__Work to be completed__: Without altering anything, repeat each of the records.

+-------+

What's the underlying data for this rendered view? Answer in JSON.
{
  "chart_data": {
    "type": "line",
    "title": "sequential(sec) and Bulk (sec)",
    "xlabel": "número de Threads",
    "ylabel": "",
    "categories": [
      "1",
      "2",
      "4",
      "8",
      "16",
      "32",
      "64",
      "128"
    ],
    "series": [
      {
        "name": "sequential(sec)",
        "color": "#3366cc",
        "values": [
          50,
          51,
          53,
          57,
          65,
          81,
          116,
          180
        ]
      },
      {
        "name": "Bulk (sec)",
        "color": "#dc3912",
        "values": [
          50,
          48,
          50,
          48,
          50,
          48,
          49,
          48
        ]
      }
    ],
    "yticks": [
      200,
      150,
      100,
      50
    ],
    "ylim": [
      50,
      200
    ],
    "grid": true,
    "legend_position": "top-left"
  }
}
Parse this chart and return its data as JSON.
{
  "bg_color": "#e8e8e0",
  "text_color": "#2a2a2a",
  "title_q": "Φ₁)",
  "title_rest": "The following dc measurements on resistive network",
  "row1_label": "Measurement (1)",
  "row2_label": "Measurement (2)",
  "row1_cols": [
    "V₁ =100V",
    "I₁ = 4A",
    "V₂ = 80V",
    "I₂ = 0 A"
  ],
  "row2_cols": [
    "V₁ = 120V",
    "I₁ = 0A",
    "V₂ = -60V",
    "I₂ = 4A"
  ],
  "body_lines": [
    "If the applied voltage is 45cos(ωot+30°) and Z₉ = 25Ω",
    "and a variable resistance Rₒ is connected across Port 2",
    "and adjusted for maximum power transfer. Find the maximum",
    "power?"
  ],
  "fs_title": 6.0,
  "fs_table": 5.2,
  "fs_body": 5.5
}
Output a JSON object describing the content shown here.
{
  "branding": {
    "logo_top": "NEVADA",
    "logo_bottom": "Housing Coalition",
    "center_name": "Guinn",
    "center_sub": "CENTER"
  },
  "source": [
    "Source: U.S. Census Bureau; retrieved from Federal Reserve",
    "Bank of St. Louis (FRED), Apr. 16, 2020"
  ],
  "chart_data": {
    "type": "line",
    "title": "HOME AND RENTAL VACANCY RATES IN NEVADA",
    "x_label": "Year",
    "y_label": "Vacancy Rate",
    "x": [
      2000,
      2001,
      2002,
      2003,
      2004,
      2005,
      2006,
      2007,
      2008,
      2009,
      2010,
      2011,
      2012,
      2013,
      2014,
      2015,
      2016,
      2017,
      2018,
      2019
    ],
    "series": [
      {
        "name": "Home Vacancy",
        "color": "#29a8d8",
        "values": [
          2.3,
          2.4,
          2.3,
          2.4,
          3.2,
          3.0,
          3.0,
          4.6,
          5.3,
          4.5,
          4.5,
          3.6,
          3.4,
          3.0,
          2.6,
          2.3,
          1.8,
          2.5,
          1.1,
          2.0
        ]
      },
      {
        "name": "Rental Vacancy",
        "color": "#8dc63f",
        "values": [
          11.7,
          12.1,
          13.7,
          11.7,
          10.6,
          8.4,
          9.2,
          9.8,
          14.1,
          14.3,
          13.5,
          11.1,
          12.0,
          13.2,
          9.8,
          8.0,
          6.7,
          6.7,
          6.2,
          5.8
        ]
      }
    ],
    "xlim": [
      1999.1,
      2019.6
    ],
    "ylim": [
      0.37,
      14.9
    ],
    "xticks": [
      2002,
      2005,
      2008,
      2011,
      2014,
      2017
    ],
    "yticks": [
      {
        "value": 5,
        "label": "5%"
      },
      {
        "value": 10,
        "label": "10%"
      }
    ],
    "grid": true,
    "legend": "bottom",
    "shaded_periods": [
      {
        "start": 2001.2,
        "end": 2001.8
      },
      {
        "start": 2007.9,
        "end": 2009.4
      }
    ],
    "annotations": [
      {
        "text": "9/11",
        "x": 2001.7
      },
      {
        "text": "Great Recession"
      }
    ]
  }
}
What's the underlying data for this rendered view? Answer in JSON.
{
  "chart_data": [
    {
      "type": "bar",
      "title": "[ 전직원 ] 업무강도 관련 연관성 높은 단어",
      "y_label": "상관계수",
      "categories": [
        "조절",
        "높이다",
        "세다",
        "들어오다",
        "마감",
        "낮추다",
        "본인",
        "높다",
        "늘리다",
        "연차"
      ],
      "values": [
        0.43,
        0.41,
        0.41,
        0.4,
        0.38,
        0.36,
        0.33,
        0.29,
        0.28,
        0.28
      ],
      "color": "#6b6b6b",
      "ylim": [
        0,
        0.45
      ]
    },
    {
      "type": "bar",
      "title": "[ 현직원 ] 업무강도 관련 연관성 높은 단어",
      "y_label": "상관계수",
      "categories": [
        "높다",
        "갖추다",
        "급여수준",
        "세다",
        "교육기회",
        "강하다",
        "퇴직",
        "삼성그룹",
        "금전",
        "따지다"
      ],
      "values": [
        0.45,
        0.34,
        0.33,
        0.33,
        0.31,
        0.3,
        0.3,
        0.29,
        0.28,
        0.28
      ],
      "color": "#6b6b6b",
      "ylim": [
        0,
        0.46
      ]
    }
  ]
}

+-------+

__Exercise answer__:
What's the underlying data for this rendered view? Answer in JSON.
{
  "chart_data": {
    "type": "line",
    "title": "sequential(sec) and Bulk (sec)",
    "xlabel": "número de Threads",
    "ylabel": "",
    "categories": [
      "1",
      "2",
      "4",
      "8",
      "16",
      "32",
      "64",
      "128"
    ],
    "series": [
      {
        "name": "sequential(sec)",
        "color": "#3366cc",
        "values": [
          50,
          51,
          53,
          57,
          65,
          81,
          116,
          180
        ]
      },
      {
        "name": "Bulk (sec)",
        "color": "#dc3912",
        "values": [
          50,
          48,
          50,
          48,
          50,
          48,
          49,
          48
        ]
      }
    ],
    "yticks": [
      200,
      150,
      100,
      50
    ],
    "ylim": [
      50,
      200
    ],
    "grid": true,
    "legend_position": "top-left"
  }
}
Parse this chart and return its data as JSON.
{
  "bg_color": "#e8e8e0",
  "text_color": "#2a2a2a",
  "title_q": "Φ₁)",
  "title_rest": "The following dc measurements on resistive network",
  "row1_label": "Measurement (1)",
  "row2_label": "Measurement (2)",
  "row1_cols": [
    "V₁ =100V",
    "I₁ = 4A",
    "V₂ = 80V",
    "I₂ = 0 A"
  ],
  "row2_cols": [
    "V₁ = 120V",
    "I₁ = 0A",
    "V₂ = -60V",
    "I₂ = 4A"
  ],
  "body_lines": [
    "If the applied voltage is 45cos(ωot+30°) and Z₉ = 25Ω",
    "and a variable resistance Rₒ is connected across Port 2",
    "and adjusted for maximum power transfer. Find the maximum",
    "power?"
  ],
  "fs_title": 6.0,
  "fs_table": 5.2,
  "fs_body": 5.5
}
Output a JSON object describing the content shown here.
{
  "branding": {
    "logo_top": "NEVADA",
    "logo_bottom": "Housing Coalition",
    "center_name": "Guinn",
    "center_sub": "CENTER"
  },
  "source": [
    "Source: U.S. Census Bureau; retrieved from Federal Reserve",
    "Bank of St. Louis (FRED), Apr. 16, 2020"
  ],
  "chart_data": {
    "type": "line",
    "title": "HOME AND RENTAL VACANCY RATES IN NEVADA",
    "x_label": "Year",
    "y_label": "Vacancy Rate",
    "x": [
      2000,
      2001,
      2002,
      2003,
      2004,
      2005,
      2006,
      2007,
      2008,
      2009,
      2010,
      2011,
      2012,
      2013,
      2014,
      2015,
      2016,
      2017,
      2018,
      2019
    ],
    "series": [
      {
        "name": "Home Vacancy",
        "color": "#29a8d8",
        "values": [
          2.3,
          2.4,
          2.3,
          2.4,
          3.2,
          3.0,
          3.0,
          4.6,
          5.3,
          4.5,
          4.5,
          3.6,
          3.4,
          3.0,
          2.6,
          2.3,
          1.8,
          2.5,
          1.1,
          2.0
        ]
      },
      {
        "name": "Rental Vacancy",
        "color": "#8dc63f",
        "values": [
          11.7,
          12.1,
          13.7,
          11.7,
          10.6,
          8.4,
          9.2,
          9.8,
          14.1,
          14.3,
          13.5,
          11.1,
          12.0,
          13.2,
          9.8,
          8.0,
          6.7,
          6.7,
          6.2,
          5.8
        ]
      }
    ],
    "xlim": [
      1999.1,
      2019.6
    ],
    "ylim": [
      0.37,
      14.9
    ],
    "xticks": [
      2002,
      2005,
      2008,
      2011,
      2014,
      2017
    ],
    "yticks": [
      {
        "value": 5,
        "label": "5%"
      },
      {
        "value": 10,
        "label": "10%"
      }
    ],
    "grid": true,
    "legend": "bottom",
    "shaded_periods": [
      {
        "start": 2001.2,
        "end": 2001.8
      },
      {
        "start": 2007.9,
        "end": 2009.4
      }
    ],
    "annotations": [
      {
        "text": "9/11",
        "x": 2001.7
      },
      {
        "text": "Great Recession"
      }
    ]
  }
}
What's the underlying data for this rendered view? Answer in JSON.
{
  "chart_data": [
    {
      "type": "bar",
      "title": "[ 전직원 ] 업무강도 관련 연관성 높은 단어",
      "y_label": "상관계수",
      "categories": [
        "조절",
        "높이다",
        "세다",
        "들어오다",
        "마감",
        "낮추다",
        "본인",
        "높다",
        "늘리다",
        "연차"
      ],
      "values": [
        0.43,
        0.41,
        0.41,
        0.4,
        0.38,
        0.36,
        0.33,
        0.29,
        0.28,
        0.28
      ],
      "color": "#6b6b6b",
      "ylim": [
        0,
        0.45
      ]
    },
    {
      "type": "bar",
      "title": "[ 현직원 ] 업무강도 관련 연관성 높은 단어",
      "y_label": "상관계수",
      "categories": [
        "높다",
        "갖추다",
        "급여수준",
        "세다",
        "교육기회",
        "강하다",
        "퇴직",
        "삼성그룹",
        "금전",
        "따지다"
      ],
      "values": [
        0.45,
        0.34,
        0.33,
        0.33,
        0.31,
        0.3,
        0.3,
        0.29,
        0.28,
        0.28
      ],
      "color": "#6b6b6b",
      "ylim": [
        0,
        0.46
      ]
    }
  ]
}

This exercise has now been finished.